-- What you need to do --
(1) Answer these questions using the account of Gertrude:
(a) In what town and year was Gertrude born?
(b) Which ship carried her to America, and from which port did it depart?
(c) What job did Harry Brookman hold at the Heintz bakery?
(2) In the account of Gertrude, rewrite the passage from "I sat on the" up to and including "Women’s History Month.", switching every instance of "Ellis Island" to "the immigration station".

Gertrude’s Story

Mar 2, 2017 by

Gertrude’s Story

 

I sat on the long, worn wooden bench trying to imagine what the big gray room would have been like on November 18, 1923 – the noise, the somber faces – and how nineteen-year-old Gertrude Glaser must have felt as she disembarked here at Ellis Island. I never asked her. Like so many grandchildren, I didn’t think much about it until it was too late to ask. My grandmother didn’t talk about her early life in Germany, so our family has very few details, but after a visit to Ellis Island with my aunt and cousins, I began thinking about Gertrude’s story and have finally pieced together her remarkable journey of perseverance and courage. I share it now to honor her during Women’s History Month.

My grandmother, Gertrude Elsie Glaser Brookman, was born in Zwickau, Germany in 1904, seventy six miles southwest of Dresden. Her family later moved to nearby Planitz, where she grew up with five brothers and three sisters.

When Gertrude was just 12 years old, her parents sent her to Russia to work in the potato fields, as there were just too many mouths to feed at home. Homesick and ill, young Gertrude soon returned to her family in Planitz. This happened during World War I and traveling must have been extremely difficult – and frightening. I do not know who, if anyone, accompanied her.

At age 19, she was sent off on another adventure – this time to America. She sailed on the Albert Ballin, departing from Hamburg. As thousands of immigrants before her, Gertrude stood with fellow passengers in the Registry Room to answer questions. On the ship’s manifest, her occupation is listed as housemaid and her sponsor, the Heintz family of Philadelphia.

Gertrude did not speak English, but was able to get a job in Philadelphia at a cigar factory, where she became quite ill from the smell. She then went to work for the Heintz family as a housekeeper. Not long after she began working for them, she was injured as she boarded the #41 trolley on 63rd street, whose tracks at that time ran down the center of the street. With one foot on the car and the other not yet there, a passing car caught her free leg and drug her for a distance. When she woke up in the hospital, she was terrified at the sight of policemen in her room. They may have reminded her of uniformed soldiers in her home country. She became so distraught and frightened, that she bit off part of her tongue. What a terrifying experience for young Gertrude.

While working for the Heintz’s, Gertrude met Harry Brookman, my grandfather, who was employed as a cake decorator at the Heintz bakery. The two married in 1927.  Children followed – a son, Harry, in 1928 and twin daughters, Joan and Janet, in 1933. My grandfather became a well-known baker and cake artist in Philadelphia, and created the cake for the 1937 wedding of Franklin D. Roosevelt Jr. and Ethel DuPont.

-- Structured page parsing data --
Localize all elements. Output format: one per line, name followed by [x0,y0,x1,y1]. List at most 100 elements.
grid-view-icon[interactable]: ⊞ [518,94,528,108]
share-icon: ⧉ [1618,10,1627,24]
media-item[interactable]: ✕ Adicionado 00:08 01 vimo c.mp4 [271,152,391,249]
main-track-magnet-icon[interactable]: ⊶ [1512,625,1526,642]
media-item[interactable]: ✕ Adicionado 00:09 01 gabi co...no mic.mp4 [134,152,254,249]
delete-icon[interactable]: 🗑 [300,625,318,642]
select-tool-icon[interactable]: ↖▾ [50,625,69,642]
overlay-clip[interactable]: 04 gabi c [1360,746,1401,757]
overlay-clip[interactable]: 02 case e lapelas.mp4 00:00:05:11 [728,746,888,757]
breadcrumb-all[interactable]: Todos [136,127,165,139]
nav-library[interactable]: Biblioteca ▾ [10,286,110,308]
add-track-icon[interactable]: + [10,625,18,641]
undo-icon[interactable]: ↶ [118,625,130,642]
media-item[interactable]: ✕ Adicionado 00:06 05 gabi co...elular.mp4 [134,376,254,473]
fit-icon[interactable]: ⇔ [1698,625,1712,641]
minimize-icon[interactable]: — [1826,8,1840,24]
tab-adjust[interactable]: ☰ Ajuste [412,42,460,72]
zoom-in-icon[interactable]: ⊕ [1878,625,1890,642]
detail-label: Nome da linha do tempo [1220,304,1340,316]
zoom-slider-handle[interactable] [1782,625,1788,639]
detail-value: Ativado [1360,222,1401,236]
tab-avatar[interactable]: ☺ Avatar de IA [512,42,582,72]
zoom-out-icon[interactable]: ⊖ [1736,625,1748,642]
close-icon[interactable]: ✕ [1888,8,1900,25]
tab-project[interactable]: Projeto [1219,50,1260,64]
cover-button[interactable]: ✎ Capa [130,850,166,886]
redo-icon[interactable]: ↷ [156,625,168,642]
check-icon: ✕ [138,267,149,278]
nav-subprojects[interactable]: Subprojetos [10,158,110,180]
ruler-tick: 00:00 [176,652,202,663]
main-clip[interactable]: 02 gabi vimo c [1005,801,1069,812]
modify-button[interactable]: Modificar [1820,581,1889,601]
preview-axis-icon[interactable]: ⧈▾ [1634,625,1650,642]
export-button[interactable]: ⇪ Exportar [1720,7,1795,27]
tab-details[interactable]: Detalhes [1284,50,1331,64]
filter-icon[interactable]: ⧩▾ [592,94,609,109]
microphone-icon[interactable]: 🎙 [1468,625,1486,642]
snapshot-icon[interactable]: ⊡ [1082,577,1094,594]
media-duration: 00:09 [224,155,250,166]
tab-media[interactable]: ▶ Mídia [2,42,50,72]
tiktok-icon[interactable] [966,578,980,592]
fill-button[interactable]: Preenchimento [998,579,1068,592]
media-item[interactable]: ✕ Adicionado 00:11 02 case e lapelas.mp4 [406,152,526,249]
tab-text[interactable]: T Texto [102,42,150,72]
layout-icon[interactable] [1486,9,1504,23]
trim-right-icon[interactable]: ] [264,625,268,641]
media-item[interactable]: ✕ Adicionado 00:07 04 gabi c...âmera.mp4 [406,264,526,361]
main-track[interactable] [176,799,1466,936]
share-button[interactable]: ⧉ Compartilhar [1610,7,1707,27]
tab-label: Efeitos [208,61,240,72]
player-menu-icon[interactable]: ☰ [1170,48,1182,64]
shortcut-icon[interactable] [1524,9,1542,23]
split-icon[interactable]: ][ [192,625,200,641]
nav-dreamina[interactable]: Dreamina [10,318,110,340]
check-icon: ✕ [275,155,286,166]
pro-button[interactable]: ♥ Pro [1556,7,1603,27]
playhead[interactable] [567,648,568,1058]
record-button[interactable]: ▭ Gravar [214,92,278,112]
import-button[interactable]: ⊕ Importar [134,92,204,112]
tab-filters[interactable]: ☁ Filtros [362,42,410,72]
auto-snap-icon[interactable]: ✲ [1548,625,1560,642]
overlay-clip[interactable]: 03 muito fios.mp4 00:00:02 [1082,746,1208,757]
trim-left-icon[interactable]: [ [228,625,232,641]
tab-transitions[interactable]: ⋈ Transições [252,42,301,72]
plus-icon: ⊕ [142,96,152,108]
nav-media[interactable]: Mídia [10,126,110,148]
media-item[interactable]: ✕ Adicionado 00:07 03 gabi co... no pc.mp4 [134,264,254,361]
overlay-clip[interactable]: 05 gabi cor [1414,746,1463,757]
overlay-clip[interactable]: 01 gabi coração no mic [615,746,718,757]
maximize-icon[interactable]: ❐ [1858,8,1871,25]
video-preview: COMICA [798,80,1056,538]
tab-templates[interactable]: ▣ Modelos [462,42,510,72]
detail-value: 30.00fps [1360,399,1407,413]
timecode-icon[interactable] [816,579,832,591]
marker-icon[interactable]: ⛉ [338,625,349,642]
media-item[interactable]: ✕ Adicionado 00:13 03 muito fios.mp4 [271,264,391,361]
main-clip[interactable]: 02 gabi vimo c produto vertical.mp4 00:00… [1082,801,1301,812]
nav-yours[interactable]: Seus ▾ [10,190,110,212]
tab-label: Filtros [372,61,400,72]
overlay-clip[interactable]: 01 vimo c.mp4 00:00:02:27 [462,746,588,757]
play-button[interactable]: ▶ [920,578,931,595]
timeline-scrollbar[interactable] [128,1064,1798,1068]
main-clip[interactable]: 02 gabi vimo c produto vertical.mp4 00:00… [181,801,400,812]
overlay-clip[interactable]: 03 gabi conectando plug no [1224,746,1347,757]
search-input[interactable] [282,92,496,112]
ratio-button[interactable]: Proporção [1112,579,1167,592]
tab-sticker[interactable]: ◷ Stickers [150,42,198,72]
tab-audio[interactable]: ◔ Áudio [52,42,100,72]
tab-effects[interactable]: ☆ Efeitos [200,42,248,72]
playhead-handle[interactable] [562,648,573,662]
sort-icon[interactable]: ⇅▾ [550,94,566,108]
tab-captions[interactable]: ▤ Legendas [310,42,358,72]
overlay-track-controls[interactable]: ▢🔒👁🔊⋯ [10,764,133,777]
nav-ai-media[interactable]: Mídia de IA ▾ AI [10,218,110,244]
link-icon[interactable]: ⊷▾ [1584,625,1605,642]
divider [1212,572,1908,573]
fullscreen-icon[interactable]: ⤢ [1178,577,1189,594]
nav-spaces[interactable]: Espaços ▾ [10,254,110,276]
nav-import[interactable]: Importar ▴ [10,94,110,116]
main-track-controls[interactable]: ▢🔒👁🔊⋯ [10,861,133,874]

-- Response list --
(1)
(a) She was born in Zwickau, Germany, in 1904.
(b) She sailed on the Albert Ballin, which departed from Hamburg.
(c) He was employed as a cake decorator.

(2)
I sat on the long, worn wooden bench trying to imagine what the big gray room would have been like on November 18, 1923 – the noise, the somber faces – and how nineteen-year-old Gertrude Glaser must have felt as she disembarked here at the immigration station. I never asked her. Like so many grandchildren, I didn’t think much about it until it was too late to ask. My grandmother didn’t talk about her early life in Germany, so our family has very few details, but after a visit to the immigration station with my aunt and cousins, I began thinking about Gertrude’s story and have finally pieced together her remarkable journey of perseverance and courage. I share it now to honor her during Women’s History Month.